[Dataset entries]
----

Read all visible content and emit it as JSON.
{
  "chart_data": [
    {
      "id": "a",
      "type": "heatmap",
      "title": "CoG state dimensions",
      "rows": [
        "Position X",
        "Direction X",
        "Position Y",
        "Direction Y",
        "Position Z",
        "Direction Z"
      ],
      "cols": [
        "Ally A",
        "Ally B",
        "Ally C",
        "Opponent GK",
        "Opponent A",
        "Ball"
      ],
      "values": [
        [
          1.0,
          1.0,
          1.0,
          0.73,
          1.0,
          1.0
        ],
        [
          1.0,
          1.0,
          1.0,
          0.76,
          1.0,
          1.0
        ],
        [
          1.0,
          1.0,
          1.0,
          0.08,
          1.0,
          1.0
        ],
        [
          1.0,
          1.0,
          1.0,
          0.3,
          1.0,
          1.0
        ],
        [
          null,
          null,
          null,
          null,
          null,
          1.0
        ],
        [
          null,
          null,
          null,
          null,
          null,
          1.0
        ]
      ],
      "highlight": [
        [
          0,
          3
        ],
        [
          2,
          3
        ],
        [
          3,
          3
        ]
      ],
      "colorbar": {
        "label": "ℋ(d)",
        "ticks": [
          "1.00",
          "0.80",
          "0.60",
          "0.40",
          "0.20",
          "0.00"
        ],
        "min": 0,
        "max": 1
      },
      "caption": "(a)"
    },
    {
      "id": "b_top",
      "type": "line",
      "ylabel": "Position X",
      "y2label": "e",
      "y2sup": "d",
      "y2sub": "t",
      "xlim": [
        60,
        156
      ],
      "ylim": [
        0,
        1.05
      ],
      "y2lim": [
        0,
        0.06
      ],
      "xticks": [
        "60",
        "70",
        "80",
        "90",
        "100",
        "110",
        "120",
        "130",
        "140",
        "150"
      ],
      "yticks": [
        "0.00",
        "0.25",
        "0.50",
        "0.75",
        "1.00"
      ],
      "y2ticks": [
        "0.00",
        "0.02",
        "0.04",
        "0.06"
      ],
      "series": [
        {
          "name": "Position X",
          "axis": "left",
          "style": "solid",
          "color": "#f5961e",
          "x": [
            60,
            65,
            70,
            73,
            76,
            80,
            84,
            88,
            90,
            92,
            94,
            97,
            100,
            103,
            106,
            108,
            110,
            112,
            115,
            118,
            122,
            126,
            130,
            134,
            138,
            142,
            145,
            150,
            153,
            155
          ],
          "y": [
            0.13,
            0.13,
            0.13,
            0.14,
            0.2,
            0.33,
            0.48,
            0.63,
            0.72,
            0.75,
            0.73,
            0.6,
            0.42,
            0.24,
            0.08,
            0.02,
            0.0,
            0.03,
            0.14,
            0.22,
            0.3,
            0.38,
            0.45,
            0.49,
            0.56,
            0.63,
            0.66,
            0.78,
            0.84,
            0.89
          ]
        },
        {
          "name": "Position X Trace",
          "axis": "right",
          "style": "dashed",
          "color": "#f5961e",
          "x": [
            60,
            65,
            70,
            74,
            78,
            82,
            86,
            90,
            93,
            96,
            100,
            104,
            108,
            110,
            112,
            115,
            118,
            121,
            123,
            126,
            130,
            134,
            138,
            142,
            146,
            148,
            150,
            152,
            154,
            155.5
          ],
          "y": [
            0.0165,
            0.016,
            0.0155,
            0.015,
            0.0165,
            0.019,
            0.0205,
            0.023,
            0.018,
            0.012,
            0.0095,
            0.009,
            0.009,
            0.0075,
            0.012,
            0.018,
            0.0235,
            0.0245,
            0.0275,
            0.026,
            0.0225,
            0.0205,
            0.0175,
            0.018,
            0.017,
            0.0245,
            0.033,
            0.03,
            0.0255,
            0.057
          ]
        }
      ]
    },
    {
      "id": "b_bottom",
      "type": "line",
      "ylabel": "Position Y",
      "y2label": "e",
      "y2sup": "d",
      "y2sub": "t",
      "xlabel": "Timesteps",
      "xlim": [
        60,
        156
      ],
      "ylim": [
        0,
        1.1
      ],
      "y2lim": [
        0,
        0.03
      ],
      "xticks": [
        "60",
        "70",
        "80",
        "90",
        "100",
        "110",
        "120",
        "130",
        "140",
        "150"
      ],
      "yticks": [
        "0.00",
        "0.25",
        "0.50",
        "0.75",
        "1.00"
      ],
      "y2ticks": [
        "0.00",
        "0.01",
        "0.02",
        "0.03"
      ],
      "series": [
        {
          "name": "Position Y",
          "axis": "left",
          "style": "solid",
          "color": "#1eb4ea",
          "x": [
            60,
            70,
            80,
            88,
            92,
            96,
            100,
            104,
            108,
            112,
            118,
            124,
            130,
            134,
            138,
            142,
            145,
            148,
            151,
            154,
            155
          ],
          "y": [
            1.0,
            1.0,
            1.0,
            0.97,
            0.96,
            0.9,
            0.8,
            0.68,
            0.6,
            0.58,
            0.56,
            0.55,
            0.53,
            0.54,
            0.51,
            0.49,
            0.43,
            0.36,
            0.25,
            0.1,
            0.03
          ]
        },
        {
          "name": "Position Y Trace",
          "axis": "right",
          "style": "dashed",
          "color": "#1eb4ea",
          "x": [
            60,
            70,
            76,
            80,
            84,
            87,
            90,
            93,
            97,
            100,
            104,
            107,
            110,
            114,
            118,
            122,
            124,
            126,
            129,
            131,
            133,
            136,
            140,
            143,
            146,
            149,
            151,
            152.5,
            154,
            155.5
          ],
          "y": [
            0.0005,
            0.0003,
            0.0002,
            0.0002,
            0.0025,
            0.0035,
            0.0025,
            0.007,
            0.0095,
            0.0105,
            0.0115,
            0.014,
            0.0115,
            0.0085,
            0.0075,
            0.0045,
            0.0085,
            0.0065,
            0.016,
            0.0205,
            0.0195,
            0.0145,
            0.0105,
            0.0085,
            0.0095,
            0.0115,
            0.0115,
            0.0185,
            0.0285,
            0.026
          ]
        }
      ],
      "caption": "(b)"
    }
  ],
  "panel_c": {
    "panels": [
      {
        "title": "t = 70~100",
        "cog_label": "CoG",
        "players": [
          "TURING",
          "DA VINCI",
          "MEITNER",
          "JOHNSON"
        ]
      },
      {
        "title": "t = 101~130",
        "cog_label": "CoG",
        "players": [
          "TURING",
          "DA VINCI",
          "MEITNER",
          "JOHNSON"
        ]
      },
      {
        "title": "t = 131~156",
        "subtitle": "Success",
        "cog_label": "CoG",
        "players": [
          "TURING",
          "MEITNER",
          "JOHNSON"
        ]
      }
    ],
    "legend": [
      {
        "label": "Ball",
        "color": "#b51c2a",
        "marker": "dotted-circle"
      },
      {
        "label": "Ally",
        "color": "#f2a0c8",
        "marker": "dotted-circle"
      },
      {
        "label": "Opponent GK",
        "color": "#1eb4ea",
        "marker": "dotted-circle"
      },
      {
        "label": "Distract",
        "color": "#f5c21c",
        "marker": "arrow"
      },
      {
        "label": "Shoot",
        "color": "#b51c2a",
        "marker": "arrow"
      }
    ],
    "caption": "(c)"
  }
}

----

Return every line from the records above that holds the word "Direction".

        "Direction X",
        "Direction Y",
        "Direction Z"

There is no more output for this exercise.